• [GIVEN PROBLEM]: Word for word, copy all the data and drop the pictures.
++++ EXTRACTED INFORMATION
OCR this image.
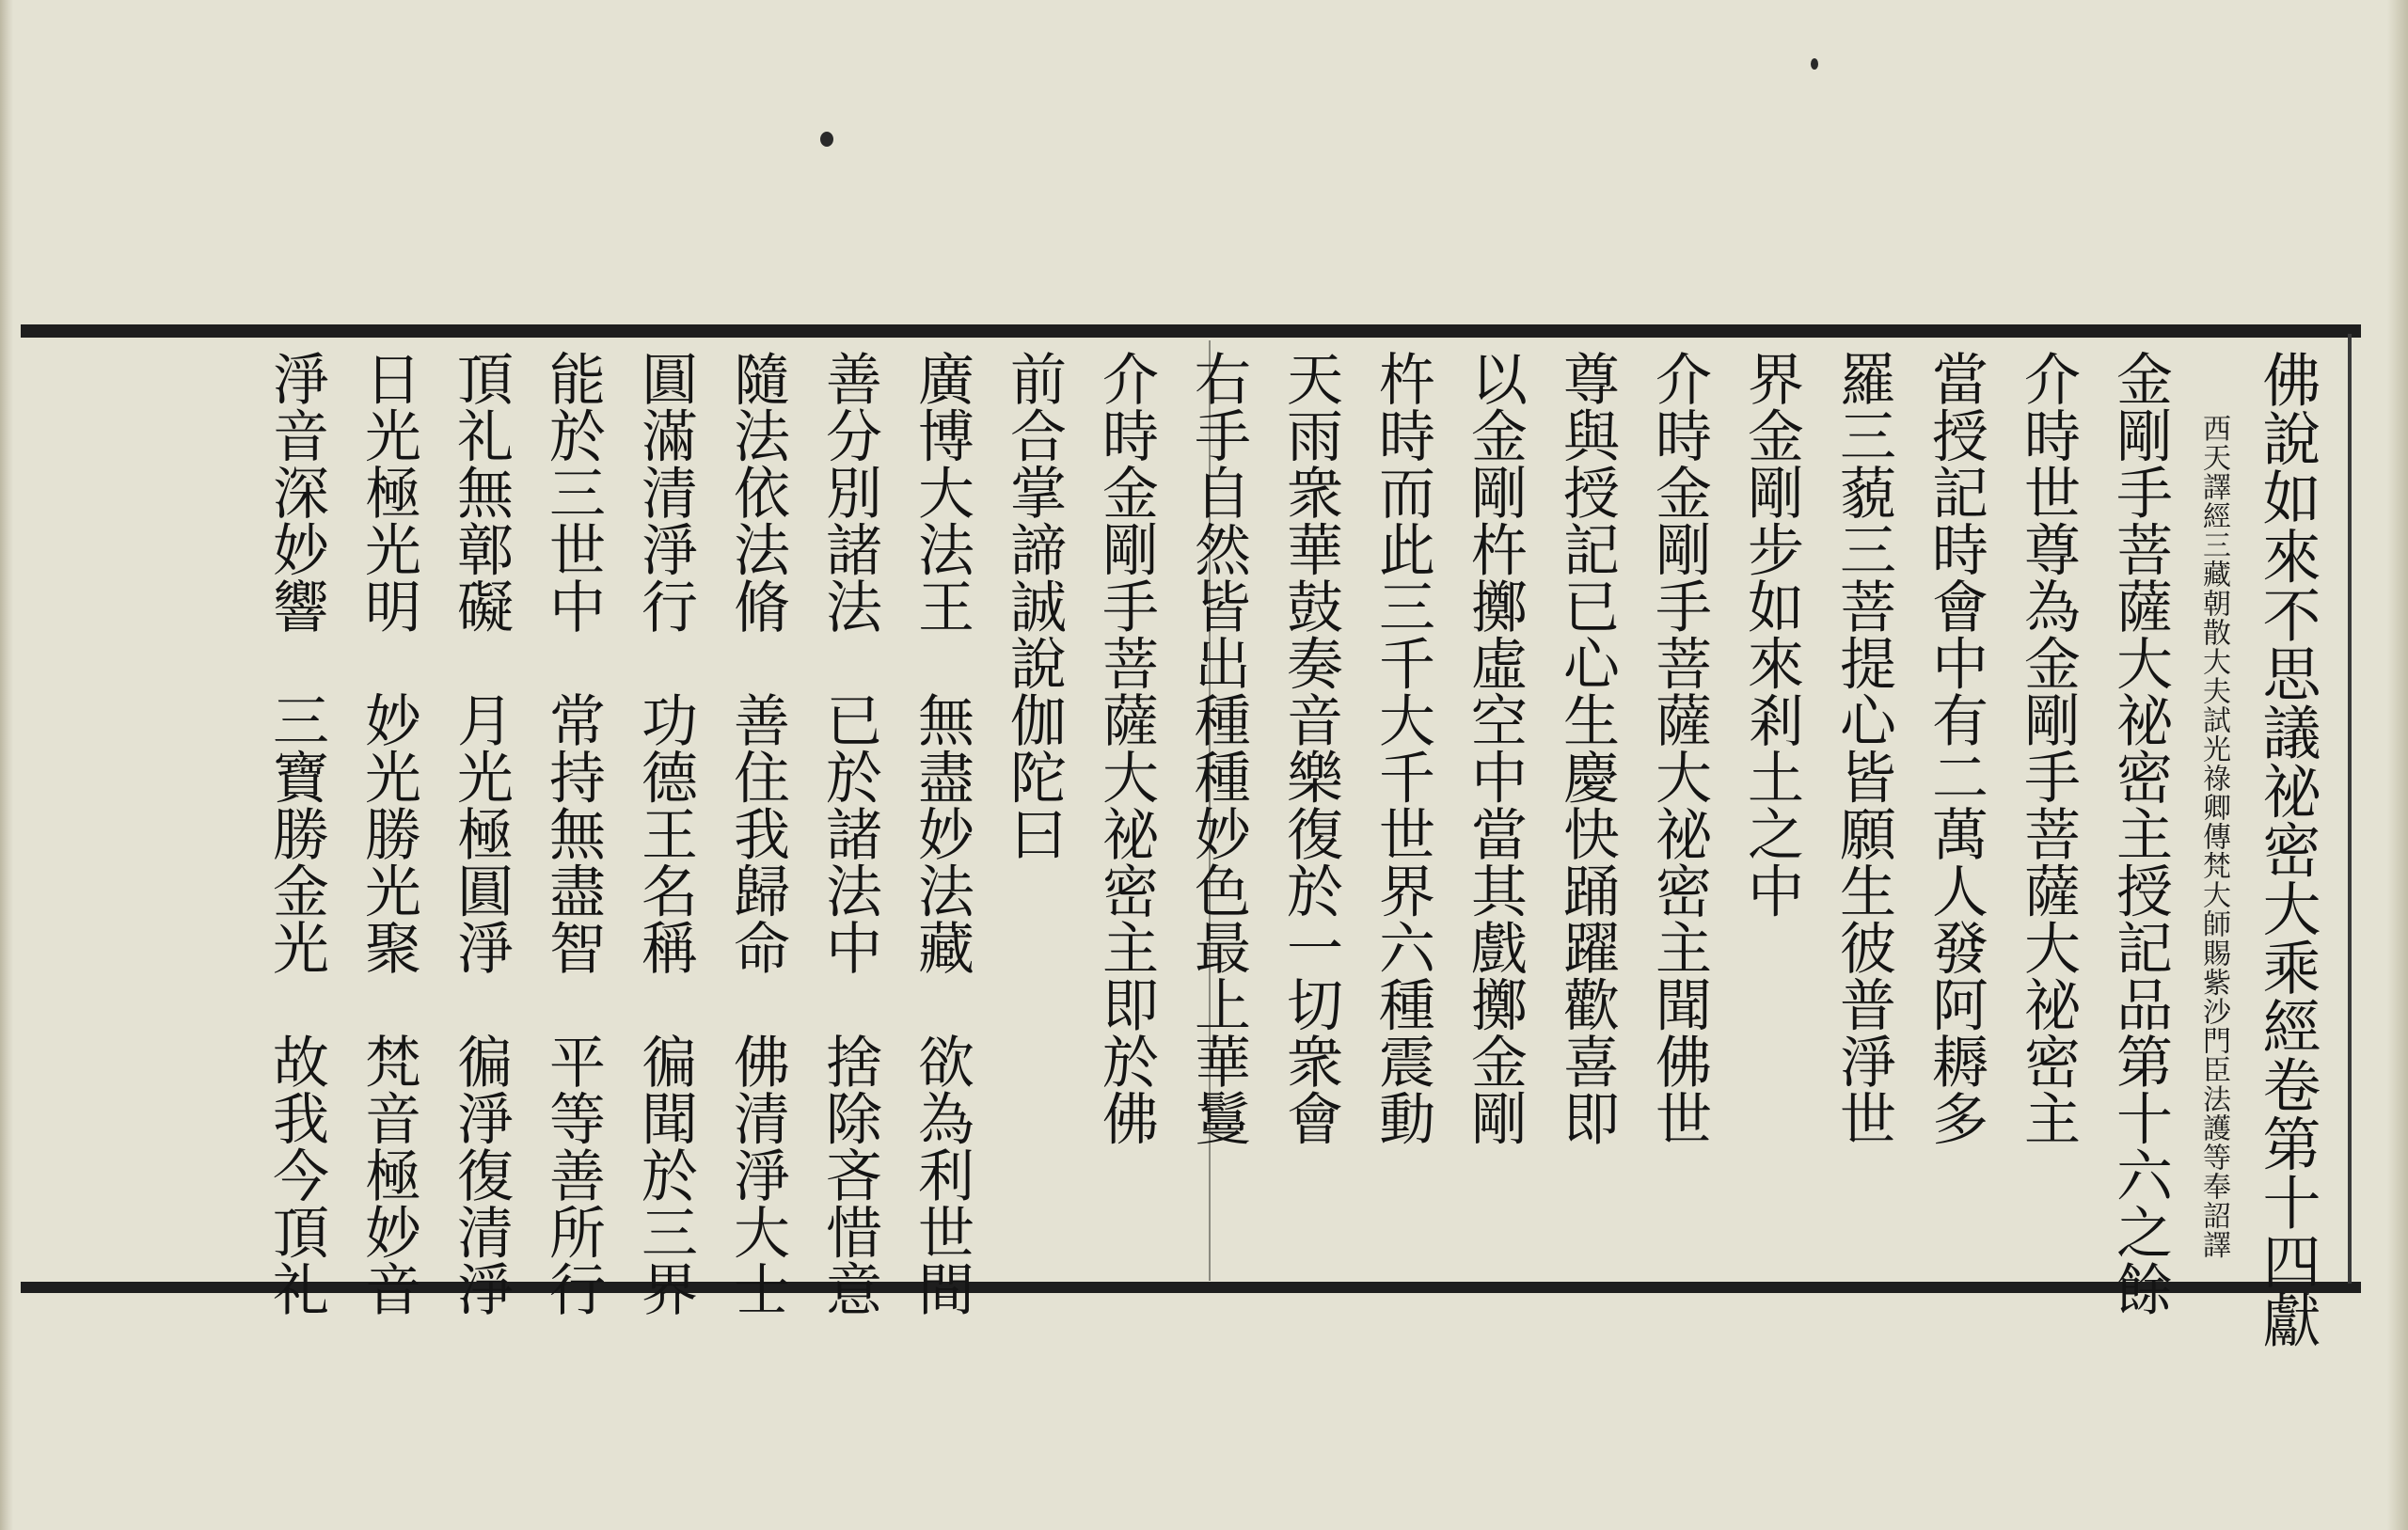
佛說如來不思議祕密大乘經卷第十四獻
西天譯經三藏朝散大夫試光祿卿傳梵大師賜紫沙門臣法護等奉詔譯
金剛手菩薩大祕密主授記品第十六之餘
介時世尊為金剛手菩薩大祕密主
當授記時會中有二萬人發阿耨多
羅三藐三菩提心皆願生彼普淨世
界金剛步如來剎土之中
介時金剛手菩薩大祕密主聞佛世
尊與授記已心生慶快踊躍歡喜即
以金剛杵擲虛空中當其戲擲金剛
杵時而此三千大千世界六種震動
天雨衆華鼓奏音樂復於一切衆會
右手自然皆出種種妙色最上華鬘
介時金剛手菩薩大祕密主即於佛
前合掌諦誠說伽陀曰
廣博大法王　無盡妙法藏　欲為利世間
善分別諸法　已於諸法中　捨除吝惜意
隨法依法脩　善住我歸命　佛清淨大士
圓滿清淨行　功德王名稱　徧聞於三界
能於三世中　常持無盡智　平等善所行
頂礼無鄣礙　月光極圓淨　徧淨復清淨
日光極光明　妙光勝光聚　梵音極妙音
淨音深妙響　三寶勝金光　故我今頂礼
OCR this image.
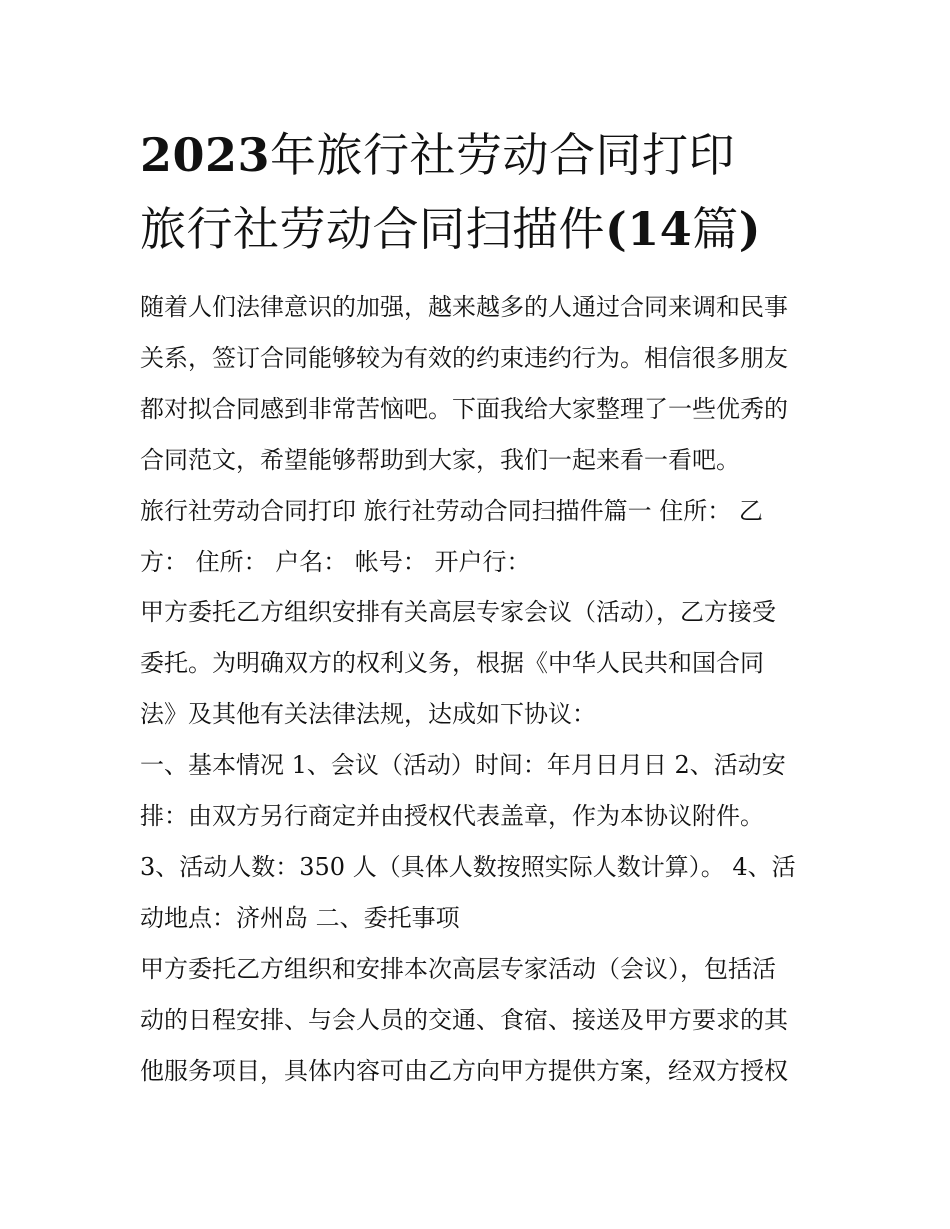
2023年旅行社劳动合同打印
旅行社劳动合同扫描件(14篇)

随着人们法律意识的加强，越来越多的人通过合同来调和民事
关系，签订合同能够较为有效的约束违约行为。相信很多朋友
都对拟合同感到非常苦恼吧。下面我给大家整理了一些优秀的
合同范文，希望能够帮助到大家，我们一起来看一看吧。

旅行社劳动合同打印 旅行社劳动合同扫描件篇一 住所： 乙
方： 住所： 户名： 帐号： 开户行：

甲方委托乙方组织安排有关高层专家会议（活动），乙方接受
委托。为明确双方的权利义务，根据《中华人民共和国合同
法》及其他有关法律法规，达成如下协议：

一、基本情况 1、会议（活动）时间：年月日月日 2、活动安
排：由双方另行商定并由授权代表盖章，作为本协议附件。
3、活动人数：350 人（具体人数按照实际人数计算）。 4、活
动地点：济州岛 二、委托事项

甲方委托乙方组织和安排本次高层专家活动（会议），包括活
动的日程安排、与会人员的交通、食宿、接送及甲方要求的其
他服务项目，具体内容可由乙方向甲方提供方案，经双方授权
++++++++
• [COMPLETE OUTPUT]:
OCR this image.
佛說如來不思議祕密大乘經卷第十四獻
西天譯經三藏朝散大夫試光祿卿傳梵大師賜紫沙門臣法護等奉詔譯
金剛手菩薩大祕密主授記品第十六之餘
介時世尊為金剛手菩薩大祕密主
當授記時會中有二萬人發阿耨多
羅三藐三菩提心皆願生彼普淨世
界金剛步如來剎土之中
介時金剛手菩薩大祕密主聞佛世
尊與授記已心生慶快踊躍歡喜即
以金剛杵擲虛空中當其戲擲金剛
杵時而此三千大千世界六種震動
天雨衆華鼓奏音樂復於一切衆會
右手自然皆出種種妙色最上華鬘
介時金剛手菩薩大祕密主即於佛
前合掌諦誠說伽陀曰
廣博大法王　無盡妙法藏　欲為利世間
善分別諸法　已於諸法中　捨除吝惜意
隨法依法脩　善住我歸命　佛清淨大士
圓滿清淨行　功德王名稱　徧聞於三界
能於三世中　常持無盡智　平等善所行
頂礼無鄣礙　月光極圓淨　徧淨復清淨
日光極光明　妙光勝光聚　梵音極妙音
淨音深妙響　三寶勝金光　故我今頂礼
OCR this image.
2023年旅行社劳动合同打印
旅行社劳动合同扫描件(14篇)

随着人们法律意识的加强，越来越多的人通过合同来调和民事
关系，签订合同能够较为有效的约束违约行为。相信很多朋友
都对拟合同感到非常苦恼吧。下面我给大家整理了一些优秀的
合同范文，希望能够帮助到大家，我们一起来看一看吧。

旅行社劳动合同打印 旅行社劳动合同扫描件篇一 住所： 乙
方： 住所： 户名： 帐号： 开户行：

甲方委托乙方组织安排有关高层专家会议（活动），乙方接受
委托。为明确双方的权利义务，根据《中华人民共和国合同
法》及其他有关法律法规，达成如下协议：

一、基本情况 1、会议（活动）时间：年月日月日 2、活动安
排：由双方另行商定并由授权代表盖章，作为本协议附件。
3、活动人数：350 人（具体人数按照实际人数计算）。 4、活
动地点：济州岛 二、委托事项

甲方委托乙方组织和安排本次高层专家活动（会议），包括活
动的日程安排、与会人员的交通、食宿、接送及甲方要求的其
他服务项目，具体内容可由乙方向甲方提供方案，经双方授权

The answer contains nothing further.